▶ Work to do:
Copy out all the entries exactly.

(Stored items)
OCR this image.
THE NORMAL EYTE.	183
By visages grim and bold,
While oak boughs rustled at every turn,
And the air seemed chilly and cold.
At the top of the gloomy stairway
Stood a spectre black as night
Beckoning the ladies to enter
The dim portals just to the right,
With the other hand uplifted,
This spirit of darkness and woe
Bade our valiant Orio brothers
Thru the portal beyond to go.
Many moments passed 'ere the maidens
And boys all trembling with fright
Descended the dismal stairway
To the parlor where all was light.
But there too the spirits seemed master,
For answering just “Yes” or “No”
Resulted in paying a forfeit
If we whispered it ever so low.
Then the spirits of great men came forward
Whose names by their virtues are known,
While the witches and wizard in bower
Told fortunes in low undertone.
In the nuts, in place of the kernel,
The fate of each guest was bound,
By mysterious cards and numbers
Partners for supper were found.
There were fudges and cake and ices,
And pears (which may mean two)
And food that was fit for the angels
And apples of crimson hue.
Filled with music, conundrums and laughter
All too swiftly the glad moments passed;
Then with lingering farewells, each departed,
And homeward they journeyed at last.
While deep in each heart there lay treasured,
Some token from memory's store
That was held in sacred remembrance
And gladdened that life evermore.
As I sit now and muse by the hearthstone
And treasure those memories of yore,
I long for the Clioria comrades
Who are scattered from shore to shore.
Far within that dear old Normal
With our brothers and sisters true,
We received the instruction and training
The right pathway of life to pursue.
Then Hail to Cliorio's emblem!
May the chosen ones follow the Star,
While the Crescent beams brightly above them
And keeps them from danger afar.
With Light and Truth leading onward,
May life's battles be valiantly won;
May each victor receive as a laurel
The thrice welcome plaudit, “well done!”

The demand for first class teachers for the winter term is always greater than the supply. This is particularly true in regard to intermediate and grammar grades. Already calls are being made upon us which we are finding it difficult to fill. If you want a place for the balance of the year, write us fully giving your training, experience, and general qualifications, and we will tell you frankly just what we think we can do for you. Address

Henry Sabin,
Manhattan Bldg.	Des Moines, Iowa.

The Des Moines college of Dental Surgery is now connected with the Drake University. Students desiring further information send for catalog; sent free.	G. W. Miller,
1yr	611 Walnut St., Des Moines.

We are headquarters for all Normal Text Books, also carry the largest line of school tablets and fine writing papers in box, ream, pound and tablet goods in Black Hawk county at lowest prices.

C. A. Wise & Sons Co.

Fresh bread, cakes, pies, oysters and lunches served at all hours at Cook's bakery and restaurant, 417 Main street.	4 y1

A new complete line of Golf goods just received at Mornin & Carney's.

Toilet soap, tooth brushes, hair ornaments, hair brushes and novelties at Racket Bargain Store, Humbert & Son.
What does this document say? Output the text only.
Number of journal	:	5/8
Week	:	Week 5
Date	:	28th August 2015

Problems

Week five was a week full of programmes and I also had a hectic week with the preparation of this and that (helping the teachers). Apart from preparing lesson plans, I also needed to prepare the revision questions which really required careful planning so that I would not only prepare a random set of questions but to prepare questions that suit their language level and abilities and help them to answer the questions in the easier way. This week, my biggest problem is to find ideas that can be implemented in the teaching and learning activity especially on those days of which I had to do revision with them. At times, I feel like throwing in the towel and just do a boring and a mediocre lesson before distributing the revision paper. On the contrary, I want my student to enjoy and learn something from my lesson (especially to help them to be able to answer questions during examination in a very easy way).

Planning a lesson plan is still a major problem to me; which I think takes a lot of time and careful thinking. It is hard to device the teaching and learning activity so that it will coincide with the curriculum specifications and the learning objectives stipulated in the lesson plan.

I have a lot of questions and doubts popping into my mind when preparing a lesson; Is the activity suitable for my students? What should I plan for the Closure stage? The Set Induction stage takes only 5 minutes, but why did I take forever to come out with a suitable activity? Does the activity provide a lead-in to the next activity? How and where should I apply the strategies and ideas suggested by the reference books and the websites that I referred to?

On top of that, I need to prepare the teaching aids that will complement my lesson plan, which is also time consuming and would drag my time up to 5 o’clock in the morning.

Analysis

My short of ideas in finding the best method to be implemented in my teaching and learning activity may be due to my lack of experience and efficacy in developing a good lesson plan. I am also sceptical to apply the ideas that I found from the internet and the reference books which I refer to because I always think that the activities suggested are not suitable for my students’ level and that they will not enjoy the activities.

▶ Complete response:
OCR this image.
THE NORMAL EYTE.	183
By visages grim and bold,
While oak boughs rustled at every turn,
And the air seemed chilly and cold.
At the top of the gloomy stairway
Stood a spectre black as night
Beckoning the ladies to enter
The dim portals just to the right,
With the other hand uplifted,
This spirit of darkness and woe
Bade our valiant Orio brothers
Thru the portal beyond to go.
Many moments passed 'ere the maidens
And boys all trembling with fright
Descended the dismal stairway
To the parlor where all was light.
But there too the spirits seemed master,
For answering just “Yes” or “No”
Resulted in paying a forfeit
If we whispered it ever so low.
Then the spirits of great men came forward
Whose names by their virtues are known,
While the witches and wizard in bower
Told fortunes in low undertone.
In the nuts, in place of the kernel,
The fate of each guest was bound,
By mysterious cards and numbers
Partners for supper were found.
There were fudges and cake and ices,
And pears (which may mean two)
And food that was fit for the angels
And apples of crimson hue.
Filled with music, conundrums and laughter
All too swiftly the glad moments passed;
Then with lingering farewells, each departed,
And homeward they journeyed at last.
While deep in each heart there lay treasured,
Some token from memory's store
That was held in sacred remembrance
And gladdened that life evermore.
As I sit now and muse by the hearthstone
And treasure those memories of yore,
I long for the Clioria comrades
Who are scattered from shore to shore.
Far within that dear old Normal
With our brothers and sisters true,
We received the instruction and training
The right pathway of life to pursue.
Then Hail to Cliorio's emblem!
May the chosen ones follow the Star,
While the Crescent beams brightly above them
And keeps them from danger afar.
With Light and Truth leading onward,
May life's battles be valiantly won;
May each victor receive as a laurel
The thrice welcome plaudit, “well done!”

The demand for first class teachers for the winter term is always greater than the supply. This is particularly true in regard to intermediate and grammar grades. Already calls are being made upon us which we are finding it difficult to fill. If you want a place for the balance of the year, write us fully giving your training, experience, and general qualifications, and we will tell you frankly just what we think we can do for you. Address

Henry Sabin,
Manhattan Bldg.	Des Moines, Iowa.

The Des Moines college of Dental Surgery is now connected with the Drake University. Students desiring further information send for catalog; sent free.	G. W. Miller,
1yr	611 Walnut St., Des Moines.

We are headquarters for all Normal Text Books, also carry the largest line of school tablets and fine writing papers in box, ream, pound and tablet goods in Black Hawk county at lowest prices.

C. A. Wise & Sons Co.

Fresh bread, cakes, pies, oysters and lunches served at all hours at Cook's bakery and restaurant, 417 Main street.	4 y1

A new complete line of Golf goods just received at Mornin & Carney's.

Toilet soap, tooth brushes, hair ornaments, hair brushes and novelties at Racket Bargain Store, Humbert & Son.
What does this document say? Output the text only.
Number of journal	:	5/8
Week	:	Week 5
Date	:	28th August 2015

Problems

Week five was a week full of programmes and I also had a hectic week with the preparation of this and that (helping the teachers). Apart from preparing lesson plans, I also needed to prepare the revision questions which really required careful planning so that I would not only prepare a random set of questions but to prepare questions that suit their language level and abilities and help them to answer the questions in the easier way. This week, my biggest problem is to find ideas that can be implemented in the teaching and learning activity especially on those days of which I had to do revision with them. At times, I feel like throwing in the towel and just do a boring and a mediocre lesson before distributing the revision paper. On the contrary, I want my student to enjoy and learn something from my lesson (especially to help them to be able to answer questions during examination in a very easy way).

Planning a lesson plan is still a major problem to me; which I think takes a lot of time and careful thinking. It is hard to device the teaching and learning activity so that it will coincide with the curriculum specifications and the learning objectives stipulated in the lesson plan.

I have a lot of questions and doubts popping into my mind when preparing a lesson; Is the activity suitable for my students? What should I plan for the Closure stage? The Set Induction stage takes only 5 minutes, but why did I take forever to come out with a suitable activity? Does the activity provide a lead-in to the next activity? How and where should I apply the strategies and ideas suggested by the reference books and the websites that I referred to?

On top of that, I need to prepare the teaching aids that will complement my lesson plan, which is also time consuming and would drag my time up to 5 o’clock in the morning.

Analysis

My short of ideas in finding the best method to be implemented in my teaching and learning activity may be due to my lack of experience and efficacy in developing a good lesson plan. I am also sceptical to apply the ideas that I found from the internet and the reference books which I refer to because I always think that the activities suggested are not suitable for my students’ level and that they will not enjoy the activities.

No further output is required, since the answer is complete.